_Do this_: Repeat every entry word for word, but leave the images out of your copy.
--- Given records ---
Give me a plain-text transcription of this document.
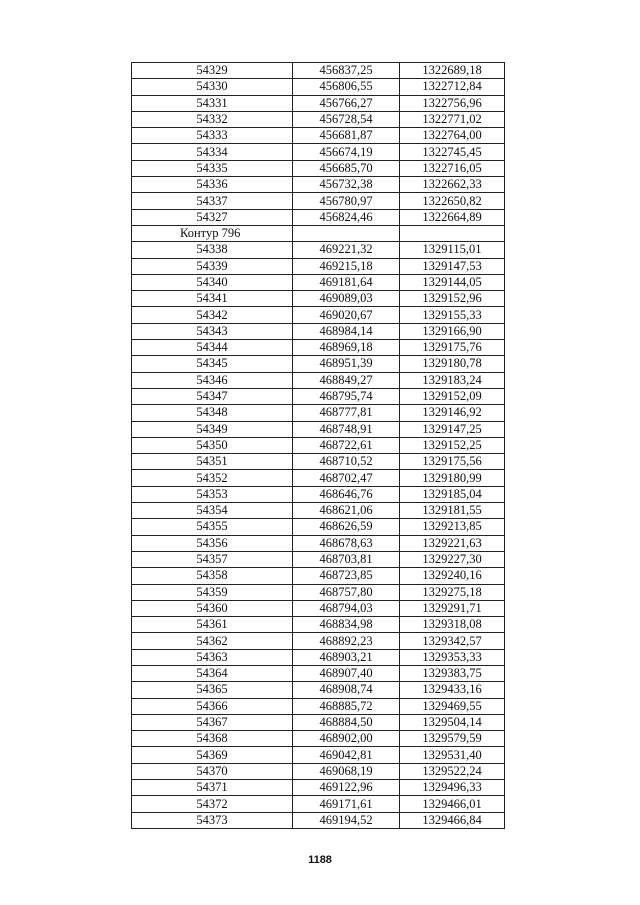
54329	456837,25	1322689,18
54330	456806,55	1322712,84
54331	456766,27	1322756,96
54332	456728,54	1322771,02
54333	456681,87	1322764,00
54334	456674,19	1322745,45
54335	456685,70	1322716,05
54336	456732,38	1322662,33
54337	456780,97	1322650,82
54327	456824,46	1322664,89
Контур 796		
54338	469221,32	1329115,01
54339	469215,18	1329147,53
54340	469181,64	1329144,05
54341	469089,03	1329152,96
54342	469020,67	1329155,33
54343	468984,14	1329166,90
54344	468969,18	1329175,76
54345	468951,39	1329180,78
54346	468849,27	1329183,24
54347	468795,74	1329152,09
54348	468777,81	1329146,92
54349	468748,91	1329147,25
54350	468722,61	1329152,25
54351	468710,52	1329175,56
54352	468702,47	1329180,99
54353	468646,76	1329185,04
54354	468621,06	1329181,55
54355	468626,59	1329213,85
54356	468678,63	1329221,63
54357	468703,81	1329227,30
54358	468723,85	1329240,16
54359	468757,80	1329275,18
54360	468794,03	1329291,71
54361	468834,98	1329318,08
54362	468892,23	1329342,57
54363	468903,21	1329353,33
54364	468907,40	1329383,75
54365	468908,74	1329433,16
54366	468885,72	1329469,55
54367	468884,50	1329504,14
54368	468902,00	1329579,59
54369	469042,81	1329531,40
54370	469068,19	1329522,24
54371	469122,96	1329496,33
54372	469171,61	1329466,01
54373	469194,52	1329466,84
1188
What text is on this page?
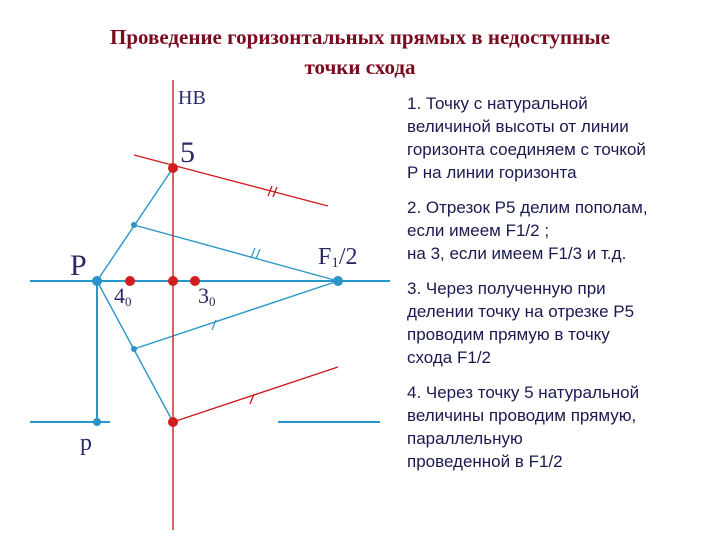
Проведение горизонтальных прямых в недоступные
точки схода
HB
5
P
40	30
F1/2
p
1. Точку с натуральной
величиной высоты от линии
горизонта соединяем с точкой
P на линии горизонта
2. Отрезок P5 делим пополам,
если имеем F1/2 ;
на 3, если имеем F1/3 и т.д.
3. Через полученную при
делении точку на отрезке P5
проводим прямую в точку
схода F1/2
4. Через точку 5 натуральной
величины проводим прямую,
параллельную
проведенной в F1/2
---
_Task output_:
Give me a plain-text transcription of this document.
54329	456837,25	1322689,18
54330	456806,55	1322712,84
54331	456766,27	1322756,96
54332	456728,54	1322771,02
54333	456681,87	1322764,00
54334	456674,19	1322745,45
54335	456685,70	1322716,05
54336	456732,38	1322662,33
54337	456780,97	1322650,82
54327	456824,46	1322664,89
Контур 796		
54338	469221,32	1329115,01
54339	469215,18	1329147,53
54340	469181,64	1329144,05
54341	469089,03	1329152,96
54342	469020,67	1329155,33
54343	468984,14	1329166,90
54344	468969,18	1329175,76
54345	468951,39	1329180,78
54346	468849,27	1329183,24
54347	468795,74	1329152,09
54348	468777,81	1329146,92
54349	468748,91	1329147,25
54350	468722,61	1329152,25
54351	468710,52	1329175,56
54352	468702,47	1329180,99
54353	468646,76	1329185,04
54354	468621,06	1329181,55
54355	468626,59	1329213,85
54356	468678,63	1329221,63
54357	468703,81	1329227,30
54358	468723,85	1329240,16
54359	468757,80	1329275,18
54360	468794,03	1329291,71
54361	468834,98	1329318,08
54362	468892,23	1329342,57
54363	468903,21	1329353,33
54364	468907,40	1329383,75
54365	468908,74	1329433,16
54366	468885,72	1329469,55
54367	468884,50	1329504,14
54368	468902,00	1329579,59
54369	469042,81	1329531,40
54370	469068,19	1329522,24
54371	469122,96	1329496,33
54372	469171,61	1329466,01
54373	469194,52	1329466,84
1188
What text is on this page?
Проведение горизонтальных прямых в недоступные
точки схода
HB
5
P
40	30
F1/2
p
1. Точку с натуральной
величиной высоты от линии
горизонта соединяем с точкой
P на линии горизонта
2. Отрезок P5 делим пополам,
если имеем F1/2 ;
на 3, если имеем F1/3 и т.д.
3. Через полученную при
делении точку на отрезке P5
проводим прямую в точку
схода F1/2
4. Через точку 5 натуральной
величины проводим прямую,
параллельную
проведенной в F1/2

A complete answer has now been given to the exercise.